AIM OF THE EXERCISE: Look through the material below. Copy each line that contains the string "http".

RECORDS SHOWN:

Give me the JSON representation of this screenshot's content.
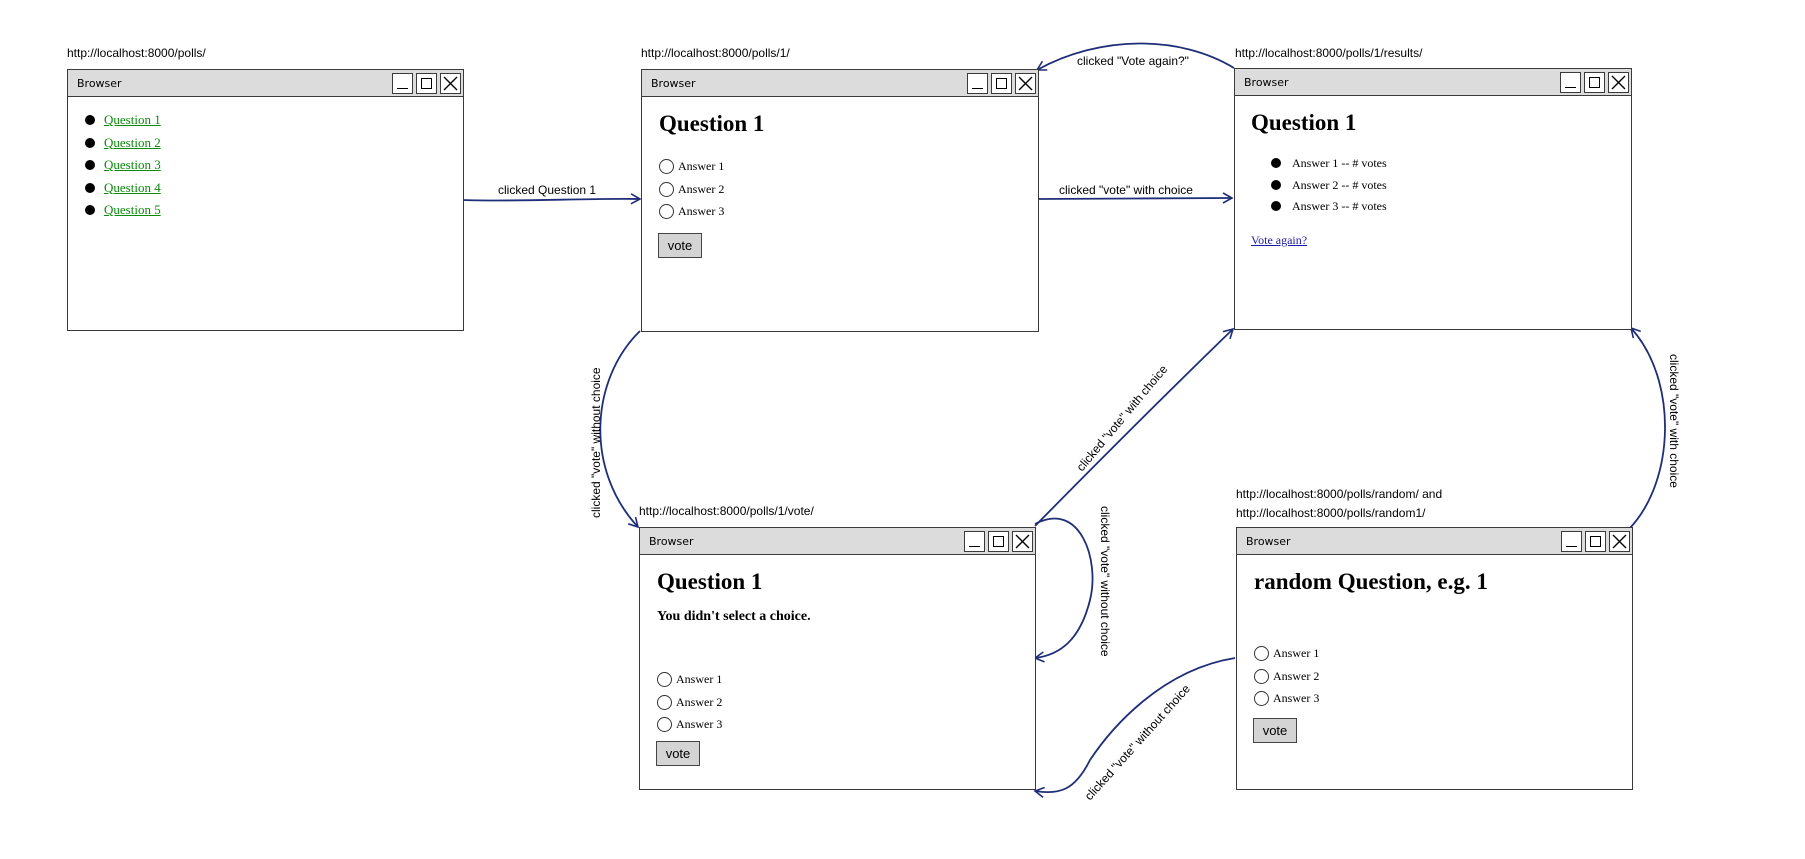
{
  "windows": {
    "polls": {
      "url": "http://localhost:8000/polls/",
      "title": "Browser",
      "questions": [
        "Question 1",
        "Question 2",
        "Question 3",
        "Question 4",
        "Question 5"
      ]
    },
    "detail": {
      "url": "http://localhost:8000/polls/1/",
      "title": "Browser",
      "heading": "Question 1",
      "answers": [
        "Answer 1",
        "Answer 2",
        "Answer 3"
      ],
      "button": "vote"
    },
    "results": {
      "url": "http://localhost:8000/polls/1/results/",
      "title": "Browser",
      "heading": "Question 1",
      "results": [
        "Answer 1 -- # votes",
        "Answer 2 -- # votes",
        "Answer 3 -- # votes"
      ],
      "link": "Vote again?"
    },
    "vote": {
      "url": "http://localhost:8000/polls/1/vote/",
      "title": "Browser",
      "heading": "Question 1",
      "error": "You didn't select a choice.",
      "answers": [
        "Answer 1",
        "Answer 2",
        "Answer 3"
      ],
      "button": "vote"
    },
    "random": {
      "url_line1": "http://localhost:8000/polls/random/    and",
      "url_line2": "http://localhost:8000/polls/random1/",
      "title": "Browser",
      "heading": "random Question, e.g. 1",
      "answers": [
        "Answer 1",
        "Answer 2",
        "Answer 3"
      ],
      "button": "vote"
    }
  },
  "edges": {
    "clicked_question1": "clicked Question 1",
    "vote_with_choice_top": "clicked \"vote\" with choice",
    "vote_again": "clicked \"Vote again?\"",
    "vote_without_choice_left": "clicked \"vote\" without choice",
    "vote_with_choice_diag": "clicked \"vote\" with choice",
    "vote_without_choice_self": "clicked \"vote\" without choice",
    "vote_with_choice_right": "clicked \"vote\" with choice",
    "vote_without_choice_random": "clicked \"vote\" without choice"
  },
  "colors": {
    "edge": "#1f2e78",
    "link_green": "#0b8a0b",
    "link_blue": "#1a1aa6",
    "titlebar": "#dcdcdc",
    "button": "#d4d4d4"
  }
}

---

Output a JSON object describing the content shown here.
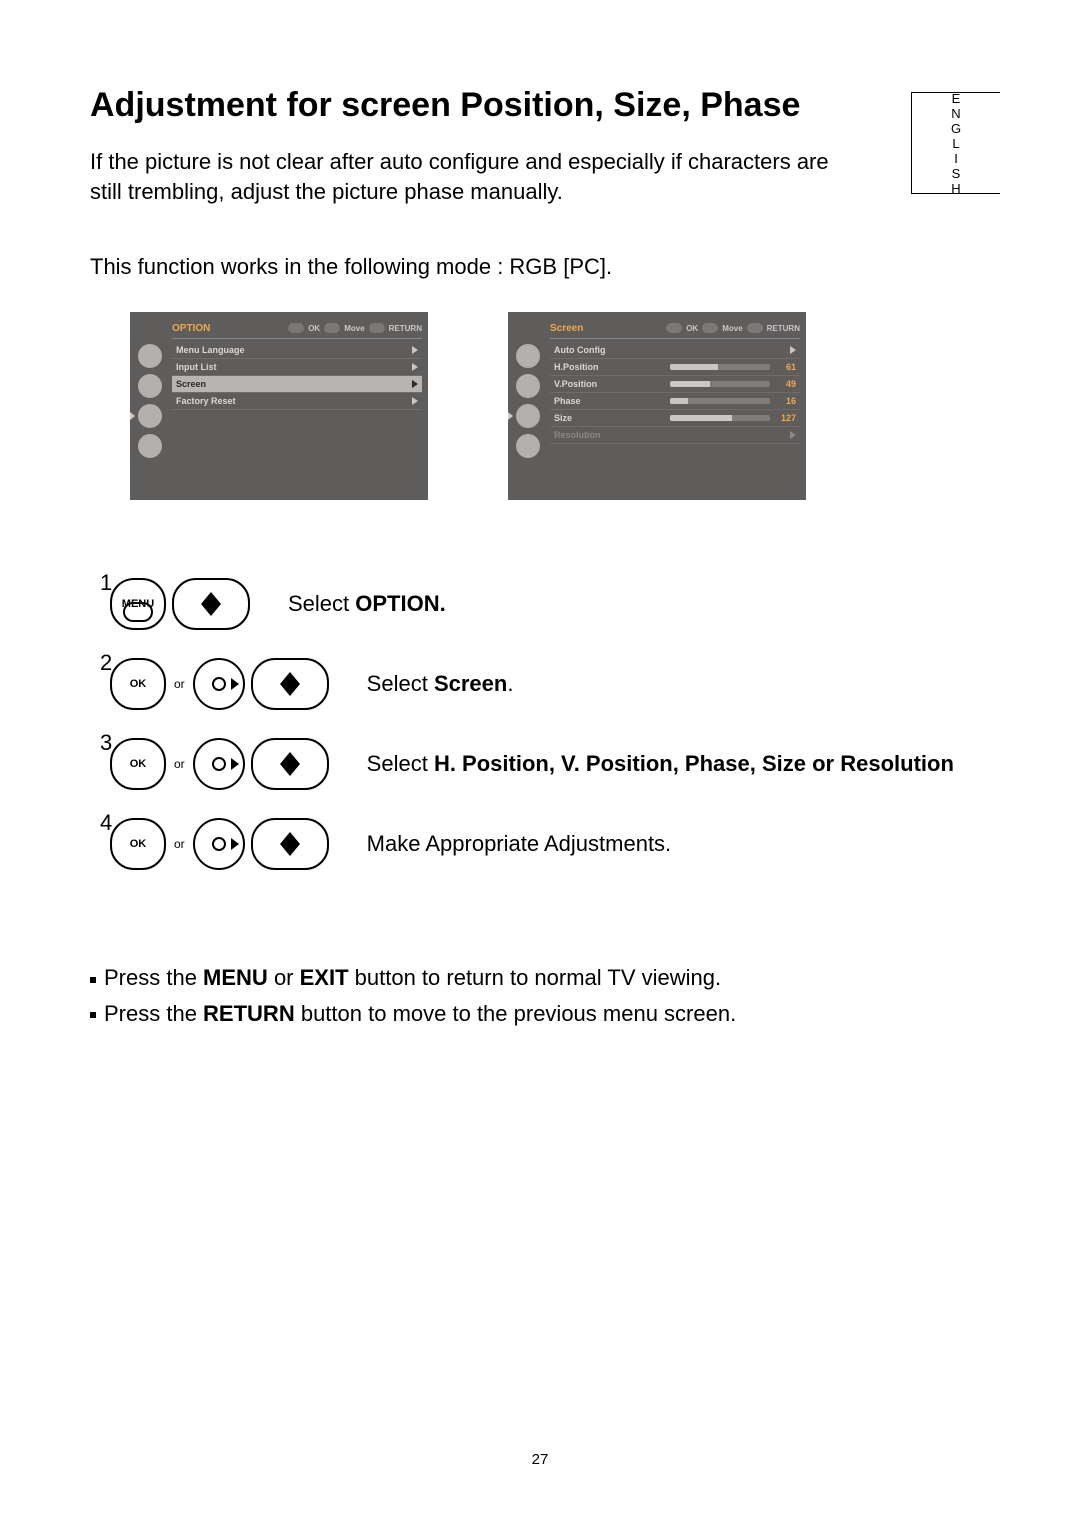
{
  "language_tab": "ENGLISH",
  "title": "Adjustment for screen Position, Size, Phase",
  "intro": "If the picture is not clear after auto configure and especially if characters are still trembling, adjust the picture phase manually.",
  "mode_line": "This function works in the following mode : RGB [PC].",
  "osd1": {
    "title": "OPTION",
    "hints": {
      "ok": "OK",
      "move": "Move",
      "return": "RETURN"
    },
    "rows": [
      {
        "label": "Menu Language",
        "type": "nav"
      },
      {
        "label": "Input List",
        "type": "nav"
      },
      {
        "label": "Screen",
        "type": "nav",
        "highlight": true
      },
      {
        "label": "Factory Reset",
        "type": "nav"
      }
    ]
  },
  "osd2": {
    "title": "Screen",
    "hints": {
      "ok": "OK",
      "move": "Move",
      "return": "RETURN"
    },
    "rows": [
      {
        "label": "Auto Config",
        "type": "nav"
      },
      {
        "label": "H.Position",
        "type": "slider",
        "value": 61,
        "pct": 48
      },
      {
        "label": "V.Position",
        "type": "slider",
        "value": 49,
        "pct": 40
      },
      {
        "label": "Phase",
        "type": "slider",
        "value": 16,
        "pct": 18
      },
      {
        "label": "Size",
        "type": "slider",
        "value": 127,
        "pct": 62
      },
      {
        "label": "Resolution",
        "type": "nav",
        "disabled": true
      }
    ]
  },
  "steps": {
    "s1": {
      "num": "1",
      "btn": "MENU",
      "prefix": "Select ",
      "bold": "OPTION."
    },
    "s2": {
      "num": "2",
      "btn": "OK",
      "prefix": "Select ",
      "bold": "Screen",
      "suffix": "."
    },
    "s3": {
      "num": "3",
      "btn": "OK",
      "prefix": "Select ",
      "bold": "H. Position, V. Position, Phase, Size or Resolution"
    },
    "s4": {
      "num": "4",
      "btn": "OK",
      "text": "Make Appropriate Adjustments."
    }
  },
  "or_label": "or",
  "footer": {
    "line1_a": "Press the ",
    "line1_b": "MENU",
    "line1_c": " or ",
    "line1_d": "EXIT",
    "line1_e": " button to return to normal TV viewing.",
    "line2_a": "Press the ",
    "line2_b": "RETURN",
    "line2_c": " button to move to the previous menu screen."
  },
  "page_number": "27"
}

RESPONSE TO THE EXERCISE:
      "url": "http://localhost:8000/polls/",
      "url": "http://localhost:8000/polls/1/",
      "url": "http://localhost:8000/polls/1/results/",
      "url": "http://localhost:8000/polls/1/vote/",
      "url_line1": "http://localhost:8000/polls/random/    and",
      "url_line2": "http://localhost:8000/polls/random1/",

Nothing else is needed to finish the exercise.